__Work to do__: Copy the data below line for line, without changing anything.

__Input material__:

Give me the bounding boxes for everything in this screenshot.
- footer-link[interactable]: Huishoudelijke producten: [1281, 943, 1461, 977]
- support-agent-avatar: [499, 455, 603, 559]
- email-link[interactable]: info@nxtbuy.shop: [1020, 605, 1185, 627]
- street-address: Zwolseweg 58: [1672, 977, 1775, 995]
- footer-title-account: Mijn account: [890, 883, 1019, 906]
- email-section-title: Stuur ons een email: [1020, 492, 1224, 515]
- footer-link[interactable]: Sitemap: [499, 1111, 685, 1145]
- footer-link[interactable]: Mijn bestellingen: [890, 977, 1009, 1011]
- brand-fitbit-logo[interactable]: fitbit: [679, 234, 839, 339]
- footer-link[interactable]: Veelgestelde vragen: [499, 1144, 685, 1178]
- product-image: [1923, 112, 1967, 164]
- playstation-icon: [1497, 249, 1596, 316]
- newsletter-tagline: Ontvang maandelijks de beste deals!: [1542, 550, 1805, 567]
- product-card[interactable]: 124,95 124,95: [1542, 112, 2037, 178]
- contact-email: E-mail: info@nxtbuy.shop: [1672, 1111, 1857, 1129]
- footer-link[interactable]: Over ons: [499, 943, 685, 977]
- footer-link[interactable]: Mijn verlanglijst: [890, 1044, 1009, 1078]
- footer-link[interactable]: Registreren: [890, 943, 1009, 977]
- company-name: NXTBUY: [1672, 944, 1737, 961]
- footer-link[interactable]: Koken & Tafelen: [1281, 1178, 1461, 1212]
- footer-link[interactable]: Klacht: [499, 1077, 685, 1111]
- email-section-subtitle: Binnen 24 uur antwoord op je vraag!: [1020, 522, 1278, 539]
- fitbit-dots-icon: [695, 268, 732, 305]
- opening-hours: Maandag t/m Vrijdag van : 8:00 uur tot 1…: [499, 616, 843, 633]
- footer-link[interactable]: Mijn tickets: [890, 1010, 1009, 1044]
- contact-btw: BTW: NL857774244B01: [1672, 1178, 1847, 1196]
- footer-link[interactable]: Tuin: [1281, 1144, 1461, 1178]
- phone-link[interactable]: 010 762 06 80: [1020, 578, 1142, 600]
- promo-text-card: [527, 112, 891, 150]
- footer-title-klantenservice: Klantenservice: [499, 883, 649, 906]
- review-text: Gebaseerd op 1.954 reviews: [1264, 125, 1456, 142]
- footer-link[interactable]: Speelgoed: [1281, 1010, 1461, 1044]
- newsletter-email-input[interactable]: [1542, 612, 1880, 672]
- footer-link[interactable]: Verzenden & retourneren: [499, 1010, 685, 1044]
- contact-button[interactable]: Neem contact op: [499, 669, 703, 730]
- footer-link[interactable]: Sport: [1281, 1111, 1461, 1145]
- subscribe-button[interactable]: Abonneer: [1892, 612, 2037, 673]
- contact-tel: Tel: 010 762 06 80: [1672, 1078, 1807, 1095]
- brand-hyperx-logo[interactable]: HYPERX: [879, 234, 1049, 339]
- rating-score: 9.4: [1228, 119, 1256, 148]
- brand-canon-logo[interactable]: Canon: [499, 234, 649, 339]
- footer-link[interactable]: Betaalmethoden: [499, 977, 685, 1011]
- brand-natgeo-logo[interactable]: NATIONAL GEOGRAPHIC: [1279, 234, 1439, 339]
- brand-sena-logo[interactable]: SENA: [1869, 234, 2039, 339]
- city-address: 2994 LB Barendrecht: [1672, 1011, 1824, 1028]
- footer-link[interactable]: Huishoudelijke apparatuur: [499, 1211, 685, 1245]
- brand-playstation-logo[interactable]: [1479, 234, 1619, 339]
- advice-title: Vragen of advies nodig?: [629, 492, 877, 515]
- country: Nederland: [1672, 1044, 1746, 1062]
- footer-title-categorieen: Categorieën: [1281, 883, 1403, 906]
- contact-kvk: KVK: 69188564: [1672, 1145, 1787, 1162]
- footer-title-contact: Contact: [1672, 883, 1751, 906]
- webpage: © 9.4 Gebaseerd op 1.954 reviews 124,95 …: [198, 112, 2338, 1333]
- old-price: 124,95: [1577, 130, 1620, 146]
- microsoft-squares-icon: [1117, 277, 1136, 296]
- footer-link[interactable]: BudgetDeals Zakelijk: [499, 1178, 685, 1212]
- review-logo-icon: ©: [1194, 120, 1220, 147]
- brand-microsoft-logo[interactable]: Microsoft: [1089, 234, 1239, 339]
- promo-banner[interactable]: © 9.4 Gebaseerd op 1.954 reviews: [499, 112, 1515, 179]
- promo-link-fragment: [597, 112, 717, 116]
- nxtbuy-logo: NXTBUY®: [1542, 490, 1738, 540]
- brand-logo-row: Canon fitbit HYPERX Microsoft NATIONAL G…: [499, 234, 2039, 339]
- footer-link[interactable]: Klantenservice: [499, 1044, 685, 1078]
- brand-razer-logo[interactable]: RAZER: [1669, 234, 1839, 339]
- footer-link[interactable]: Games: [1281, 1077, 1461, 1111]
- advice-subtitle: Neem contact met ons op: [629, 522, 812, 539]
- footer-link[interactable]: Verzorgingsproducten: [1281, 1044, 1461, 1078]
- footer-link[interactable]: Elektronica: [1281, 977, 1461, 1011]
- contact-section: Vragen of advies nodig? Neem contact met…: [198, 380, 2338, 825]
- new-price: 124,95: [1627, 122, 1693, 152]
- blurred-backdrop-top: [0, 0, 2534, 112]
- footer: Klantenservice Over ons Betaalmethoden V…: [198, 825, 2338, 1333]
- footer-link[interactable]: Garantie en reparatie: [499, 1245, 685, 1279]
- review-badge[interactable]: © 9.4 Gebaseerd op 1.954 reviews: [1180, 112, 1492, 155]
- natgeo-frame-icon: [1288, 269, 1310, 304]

__Finished answer__:
Give me the bounding boxes for everything in this screenshot.
- footer-link[interactable]: Huishoudelijke producten: [1281, 943, 1461, 977]
- support-agent-avatar: [499, 455, 603, 559]
- email-link[interactable]: info@nxtbuy.shop: [1020, 605, 1185, 627]
- street-address: Zwolseweg 58: [1672, 977, 1775, 995]
- footer-title-account: Mijn account: [890, 883, 1019, 906]
- email-section-title: Stuur ons een email: [1020, 492, 1224, 515]
- footer-link[interactable]: Sitemap: [499, 1111, 685, 1145]
- footer-link[interactable]: Mijn bestellingen: [890, 977, 1009, 1011]
- brand-fitbit-logo[interactable]: fitbit: [679, 234, 839, 339]
- footer-link[interactable]: Veelgestelde vragen: [499, 1144, 685, 1178]
- product-image: [1923, 112, 1967, 164]
- playstation-icon: [1497, 249, 1596, 316]
- newsletter-tagline: Ontvang maandelijks de beste deals!: [1542, 550, 1805, 567]
- product-card[interactable]: 124,95 124,95: [1542, 112, 2037, 178]
- contact-email: E-mail: info@nxtbuy.shop: [1672, 1111, 1857, 1129]
- footer-link[interactable]: Over ons: [499, 943, 685, 977]
- footer-link[interactable]: Mijn verlanglijst: [890, 1044, 1009, 1078]
- footer-link[interactable]: Registreren: [890, 943, 1009, 977]
- company-name: NXTBUY: [1672, 944, 1737, 961]
- footer-link[interactable]: Koken & Tafelen: [1281, 1178, 1461, 1212]
- footer-link[interactable]: Klacht: [499, 1077, 685, 1111]
- email-section-subtitle: Binnen 24 uur antwoord op je vraag!: [1020, 522, 1278, 539]
- fitbit-dots-icon: [695, 268, 732, 305]
- opening-hours: Maandag t/m Vrijdag van : 8:00 uur tot 1…: [499, 616, 843, 633]
- footer-link[interactable]: Mijn tickets: [890, 1010, 1009, 1044]
- contact-btw: BTW: NL857774244B01: [1672, 1178, 1847, 1196]
- footer-link[interactable]: Tuin: [1281, 1144, 1461, 1178]
- phone-link[interactable]: 010 762 06 80: [1020, 578, 1142, 600]
- promo-text-card: [527, 112, 891, 150]
- footer-title-klantenservice: Klantenservice: [499, 883, 649, 906]
- review-text: Gebaseerd op 1.954 reviews: [1264, 125, 1456, 142]
- footer-link[interactable]: Speelgoed: [1281, 1010, 1461, 1044]
- newsletter-email-input[interactable]: [1542, 612, 1880, 672]
- footer-link[interactable]: Verzenden & retourneren: [499, 1010, 685, 1044]
- contact-button[interactable]: Neem contact op: [499, 669, 703, 730]
- footer-link[interactable]: Sport: [1281, 1111, 1461, 1145]
- subscribe-button[interactable]: Abonneer: [1892, 612, 2037, 673]
- contact-tel: Tel: 010 762 06 80: [1672, 1078, 1807, 1095]
- brand-hyperx-logo[interactable]: HYPERX: [879, 234, 1049, 339]
- rating-score: 9.4: [1228, 119, 1256, 148]
- brand-canon-logo[interactable]: Canon: [499, 234, 649, 339]
- footer-link[interactable]: Betaalmethoden: [499, 977, 685, 1011]
- brand-natgeo-logo[interactable]: NATIONAL GEOGRAPHIC: [1279, 234, 1439, 339]
- brand-sena-logo[interactable]: SENA: [1869, 234, 2039, 339]
- city-address: 2994 LB Barendrecht: [1672, 1011, 1824, 1028]
- footer-link[interactable]: Huishoudelijke apparatuur: [499, 1211, 685, 1245]
- brand-playstation-logo[interactable]: [1479, 234, 1619, 339]
- advice-title: Vragen of advies nodig?: [629, 492, 877, 515]
- country: Nederland: [1672, 1044, 1746, 1062]
- footer-title-categorieen: Categorieën: [1281, 883, 1403, 906]
- contact-kvk: KVK: 69188564: [1672, 1145, 1787, 1162]
- footer-title-contact: Contact: [1672, 883, 1751, 906]
- webpage: © 9.4 Gebaseerd op 1.954 reviews 124,95 …: [198, 112, 2338, 1333]
- old-price: 124,95: [1577, 130, 1620, 146]
- microsoft-squares-icon: [1117, 277, 1136, 296]
- footer-link[interactable]: BudgetDeals Zakelijk: [499, 1178, 685, 1212]
- review-logo-icon: ©: [1194, 120, 1220, 147]
- brand-microsoft-logo[interactable]: Microsoft: [1089, 234, 1239, 339]
- promo-banner[interactable]: © 9.4 Gebaseerd op 1.954 reviews: [499, 112, 1515, 179]
- promo-link-fragment: [597, 112, 717, 116]
- nxtbuy-logo: NXTBUY®: [1542, 490, 1738, 540]
- brand-logo-row: Canon fitbit HYPERX Microsoft NATIONAL G…: [499, 234, 2039, 339]
- footer-link[interactable]: Klantenservice: [499, 1044, 685, 1078]
- brand-razer-logo[interactable]: RAZER: [1669, 234, 1839, 339]
- footer-link[interactable]: Games: [1281, 1077, 1461, 1111]
- advice-subtitle: Neem contact met ons op: [629, 522, 812, 539]
- footer-link[interactable]: Verzorgingsproducten: [1281, 1044, 1461, 1078]
- footer-link[interactable]: Elektronica: [1281, 977, 1461, 1011]
- contact-section: Vragen of advies nodig? Neem contact met…: [198, 380, 2338, 825]
- new-price: 124,95: [1627, 122, 1693, 152]
- blurred-backdrop-top: [0, 0, 2534, 112]
- footer: Klantenservice Over ons Betaalmethoden V…: [198, 825, 2338, 1333]
- footer-link[interactable]: Garantie en reparatie: [499, 1245, 685, 1279]
- review-badge[interactable]: © 9.4 Gebaseerd op 1.954 reviews: [1180, 112, 1492, 155]
- natgeo-frame-icon: [1288, 269, 1310, 304]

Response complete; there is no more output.